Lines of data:
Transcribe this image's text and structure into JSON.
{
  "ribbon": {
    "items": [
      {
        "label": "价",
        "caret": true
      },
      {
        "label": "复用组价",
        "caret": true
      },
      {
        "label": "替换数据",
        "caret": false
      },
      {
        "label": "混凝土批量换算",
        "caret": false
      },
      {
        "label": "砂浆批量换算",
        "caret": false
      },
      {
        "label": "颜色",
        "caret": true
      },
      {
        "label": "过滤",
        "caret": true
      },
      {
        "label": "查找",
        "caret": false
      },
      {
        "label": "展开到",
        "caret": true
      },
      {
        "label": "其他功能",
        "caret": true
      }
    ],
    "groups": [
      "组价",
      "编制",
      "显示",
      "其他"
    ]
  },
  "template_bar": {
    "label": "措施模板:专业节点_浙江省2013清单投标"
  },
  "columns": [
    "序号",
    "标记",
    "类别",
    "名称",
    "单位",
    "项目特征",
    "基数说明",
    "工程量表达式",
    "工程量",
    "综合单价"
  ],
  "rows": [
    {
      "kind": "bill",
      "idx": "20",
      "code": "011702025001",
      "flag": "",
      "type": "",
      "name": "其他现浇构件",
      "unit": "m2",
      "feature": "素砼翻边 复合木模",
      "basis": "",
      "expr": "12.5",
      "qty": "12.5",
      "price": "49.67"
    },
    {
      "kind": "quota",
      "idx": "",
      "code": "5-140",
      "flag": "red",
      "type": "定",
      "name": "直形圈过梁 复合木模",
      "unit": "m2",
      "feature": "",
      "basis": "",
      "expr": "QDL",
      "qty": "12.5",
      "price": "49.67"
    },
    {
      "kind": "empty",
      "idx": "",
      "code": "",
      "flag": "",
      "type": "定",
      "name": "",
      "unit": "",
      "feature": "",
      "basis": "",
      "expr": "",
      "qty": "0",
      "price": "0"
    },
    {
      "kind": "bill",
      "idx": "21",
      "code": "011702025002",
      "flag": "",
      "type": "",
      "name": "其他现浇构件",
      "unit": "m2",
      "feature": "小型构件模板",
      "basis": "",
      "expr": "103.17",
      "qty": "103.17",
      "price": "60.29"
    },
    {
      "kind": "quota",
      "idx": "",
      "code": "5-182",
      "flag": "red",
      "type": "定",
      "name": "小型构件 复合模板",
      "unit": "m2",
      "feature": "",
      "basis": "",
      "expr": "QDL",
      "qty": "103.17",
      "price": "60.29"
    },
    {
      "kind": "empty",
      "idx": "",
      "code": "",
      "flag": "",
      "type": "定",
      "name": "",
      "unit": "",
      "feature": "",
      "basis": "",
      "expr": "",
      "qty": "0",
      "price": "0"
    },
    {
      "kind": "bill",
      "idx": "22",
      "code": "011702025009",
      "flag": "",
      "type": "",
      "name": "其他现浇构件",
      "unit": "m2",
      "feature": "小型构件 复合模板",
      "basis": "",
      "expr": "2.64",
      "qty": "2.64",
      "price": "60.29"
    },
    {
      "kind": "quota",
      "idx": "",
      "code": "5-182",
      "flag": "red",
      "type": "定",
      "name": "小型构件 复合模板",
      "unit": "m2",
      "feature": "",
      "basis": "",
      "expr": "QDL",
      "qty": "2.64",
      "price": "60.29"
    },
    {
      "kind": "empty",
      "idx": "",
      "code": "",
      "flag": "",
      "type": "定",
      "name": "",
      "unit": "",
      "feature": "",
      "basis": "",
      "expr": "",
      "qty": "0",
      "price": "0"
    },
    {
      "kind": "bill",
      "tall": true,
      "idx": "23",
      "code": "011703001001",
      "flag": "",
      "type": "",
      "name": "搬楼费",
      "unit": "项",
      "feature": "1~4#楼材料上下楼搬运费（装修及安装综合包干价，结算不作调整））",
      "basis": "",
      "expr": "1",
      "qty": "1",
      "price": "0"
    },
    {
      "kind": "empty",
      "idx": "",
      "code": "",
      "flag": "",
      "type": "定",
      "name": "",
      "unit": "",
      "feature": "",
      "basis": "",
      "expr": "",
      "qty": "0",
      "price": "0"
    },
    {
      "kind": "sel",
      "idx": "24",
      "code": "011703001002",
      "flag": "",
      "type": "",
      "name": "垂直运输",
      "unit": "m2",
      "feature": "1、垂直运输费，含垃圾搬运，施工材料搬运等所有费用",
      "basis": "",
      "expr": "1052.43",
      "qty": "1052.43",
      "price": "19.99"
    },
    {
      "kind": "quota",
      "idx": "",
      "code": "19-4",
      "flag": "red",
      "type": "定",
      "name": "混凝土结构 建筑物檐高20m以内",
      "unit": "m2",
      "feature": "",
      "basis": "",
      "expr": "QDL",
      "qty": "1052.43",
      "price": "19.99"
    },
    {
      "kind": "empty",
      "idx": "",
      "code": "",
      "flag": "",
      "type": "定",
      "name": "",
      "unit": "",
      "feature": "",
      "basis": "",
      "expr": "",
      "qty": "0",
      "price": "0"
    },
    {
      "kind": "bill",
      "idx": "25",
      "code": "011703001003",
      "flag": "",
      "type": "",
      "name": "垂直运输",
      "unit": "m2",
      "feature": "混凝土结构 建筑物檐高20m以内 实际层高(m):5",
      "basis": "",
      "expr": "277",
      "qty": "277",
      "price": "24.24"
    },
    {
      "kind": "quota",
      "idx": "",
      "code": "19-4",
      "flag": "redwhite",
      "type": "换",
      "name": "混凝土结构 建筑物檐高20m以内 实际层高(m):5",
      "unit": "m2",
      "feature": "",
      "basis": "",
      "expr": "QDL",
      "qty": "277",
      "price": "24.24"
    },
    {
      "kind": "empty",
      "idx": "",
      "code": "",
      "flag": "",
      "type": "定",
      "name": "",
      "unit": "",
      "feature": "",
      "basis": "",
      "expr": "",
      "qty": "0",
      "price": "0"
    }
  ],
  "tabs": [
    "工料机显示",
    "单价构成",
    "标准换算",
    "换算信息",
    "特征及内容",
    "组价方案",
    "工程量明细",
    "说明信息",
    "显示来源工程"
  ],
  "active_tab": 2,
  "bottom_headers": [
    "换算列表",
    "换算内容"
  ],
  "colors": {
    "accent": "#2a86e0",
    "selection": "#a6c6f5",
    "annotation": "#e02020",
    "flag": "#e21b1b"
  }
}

What you should do: Transcribe the data above in full, exactly.

Finished exercise:
Transcribe this image's text and structure into JSON.
{
  "ribbon": {
    "items": [
      {
        "label": "价",
        "caret": true
      },
      {
        "label": "复用组价",
        "caret": true
      },
      {
        "label": "替换数据",
        "caret": false
      },
      {
        "label": "混凝土批量换算",
        "caret": false
      },
      {
        "label": "砂浆批量换算",
        "caret": false
      },
      {
        "label": "颜色",
        "caret": true
      },
      {
        "label": "过滤",
        "caret": true
      },
      {
        "label": "查找",
        "caret": false
      },
      {
        "label": "展开到",
        "caret": true
      },
      {
        "label": "其他功能",
        "caret": true
      }
    ],
    "groups": [
      "组价",
      "编制",
      "显示",
      "其他"
    ]
  },
  "template_bar": {
    "label": "措施模板:专业节点_浙江省2013清单投标"
  },
  "columns": [
    "序号",
    "标记",
    "类别",
    "名称",
    "单位",
    "项目特征",
    "基数说明",
    "工程量表达式",
    "工程量",
    "综合单价"
  ],
  "rows": [
    {
      "kind": "bill",
      "idx": "20",
      "code": "011702025001",
      "flag": "",
      "type": "",
      "name": "其他现浇构件",
      "unit": "m2",
      "feature": "素砼翻边 复合木模",
      "basis": "",
      "expr": "12.5",
      "qty": "12.5",
      "price": "49.67"
    },
    {
      "kind": "quota",
      "idx": "",
      "code": "5-140",
      "flag": "red",
      "type": "定",
      "name": "直形圈过梁 复合木模",
      "unit": "m2",
      "feature": "",
      "basis": "",
      "expr": "QDL",
      "qty": "12.5",
      "price": "49.67"
    },
    {
      "kind": "empty",
      "idx": "",
      "code": "",
      "flag": "",
      "type": "定",
      "name": "",
      "unit": "",
      "feature": "",
      "basis": "",
      "expr": "",
      "qty": "0",
      "price": "0"
    },
    {
      "kind": "bill",
      "idx": "21",
      "code": "011702025002",
      "flag": "",
      "type": "",
      "name": "其他现浇构件",
      "unit": "m2",
      "feature": "小型构件模板",
      "basis": "",
      "expr": "103.17",
      "qty": "103.17",
      "price": "60.29"
    },
    {
      "kind": "quota",
      "idx": "",
      "code": "5-182",
      "flag": "red",
      "type": "定",
      "name": "小型构件 复合模板",
      "unit": "m2",
      "feature": "",
      "basis": "",
      "expr": "QDL",
      "qty": "103.17",
      "price": "60.29"
    },
    {
      "kind": "empty",
      "idx": "",
      "code": "",
      "flag": "",
      "type": "定",
      "name": "",
      "unit": "",
      "feature": "",
      "basis": "",
      "expr": "",
      "qty": "0",
      "price": "0"
    },
    {
      "kind": "bill",
      "idx": "22",
      "code": "011702025009",
      "flag": "",
      "type": "",
      "name": "其他现浇构件",
      "unit": "m2",
      "feature": "小型构件 复合模板",
      "basis": "",
      "expr": "2.64",
      "qty": "2.64",
      "price": "60.29"
    },
    {
      "kind": "quota",
      "idx": "",
      "code": "5-182",
      "flag": "red",
      "type": "定",
      "name": "小型构件 复合模板",
      "unit": "m2",
      "feature": "",
      "basis": "",
      "expr": "QDL",
      "qty": "2.64",
      "price": "60.29"
    },
    {
      "kind": "empty",
      "idx": "",
      "code": "",
      "flag": "",
      "type": "定",
      "name": "",
      "unit": "",
      "feature": "",
      "basis": "",
      "expr": "",
      "qty": "0",
      "price": "0"
    },
    {
      "kind": "bill",
      "tall": true,
      "idx": "23",
      "code": "011703001001",
      "flag": "",
      "type": "",
      "name": "搬楼费",
      "unit": "项",
      "feature": "1~4#楼材料上下楼搬运费（装修及安装综合包干价，结算不作调整））",
      "basis": "",
      "expr": "1",
      "qty": "1",
      "price": "0"
    },
    {
      "kind": "empty",
      "idx": "",
      "code": "",
      "flag": "",
      "type": "定",
      "name": "",
      "unit": "",
      "feature": "",
      "basis": "",
      "expr": "",
      "qty": "0",
      "price": "0"
    },
    {
      "kind": "sel",
      "idx": "24",
      "code": "011703001002",
      "flag": "",
      "type": "",
      "name": "垂直运输",
      "unit": "m2",
      "feature": "1、垂直运输费，含垃圾搬运，施工材料搬运等所有费用",
      "basis": "",
      "expr": "1052.43",
      "qty": "1052.43",
      "price": "19.99"
    },
    {
      "kind": "quota",
      "idx": "",
      "code": "19-4",
      "flag": "red",
      "type": "定",
      "name": "混凝土结构 建筑物檐高20m以内",
      "unit": "m2",
      "feature": "",
      "basis": "",
      "expr": "QDL",
      "qty": "1052.43",
      "price": "19.99"
    },
    {
      "kind": "empty",
      "idx": "",
      "code": "",
      "flag": "",
      "type": "定",
      "name": "",
      "unit": "",
      "feature": "",
      "basis": "",
      "expr": "",
      "qty": "0",
      "price": "0"
    },
    {
      "kind": "bill",
      "idx": "25",
      "code": "011703001003",
      "flag": "",
      "type": "",
      "name": "垂直运输",
      "unit": "m2",
      "feature": "混凝土结构 建筑物檐高20m以内 实际层高(m):5",
      "basis": "",
      "expr": "277",
      "qty": "277",
      "price": "24.24"
    },
    {
      "kind": "quota",
      "idx": "",
      "code": "19-4",
      "flag": "redwhite",
      "type": "换",
      "name": "混凝土结构 建筑物檐高20m以内 实际层高(m):5",
      "unit": "m2",
      "feature": "",
      "basis": "",
      "expr": "QDL",
      "qty": "277",
      "price": "24.24"
    },
    {
      "kind": "empty",
      "idx": "",
      "code": "",
      "flag": "",
      "type": "定",
      "name": "",
      "unit": "",
      "feature": "",
      "basis": "",
      "expr": "",
      "qty": "0",
      "price": "0"
    }
  ],
  "tabs": [
    "工料机显示",
    "单价构成",
    "标准换算",
    "换算信息",
    "特征及内容",
    "组价方案",
    "工程量明细",
    "说明信息",
    "显示来源工程"
  ],
  "active_tab": 2,
  "bottom_headers": [
    "换算列表",
    "换算内容"
  ],
  "colors": {
    "accent": "#2a86e0",
    "selection": "#a6c6f5",
    "annotation": "#e02020",
    "flag": "#e21b1b"
  }
}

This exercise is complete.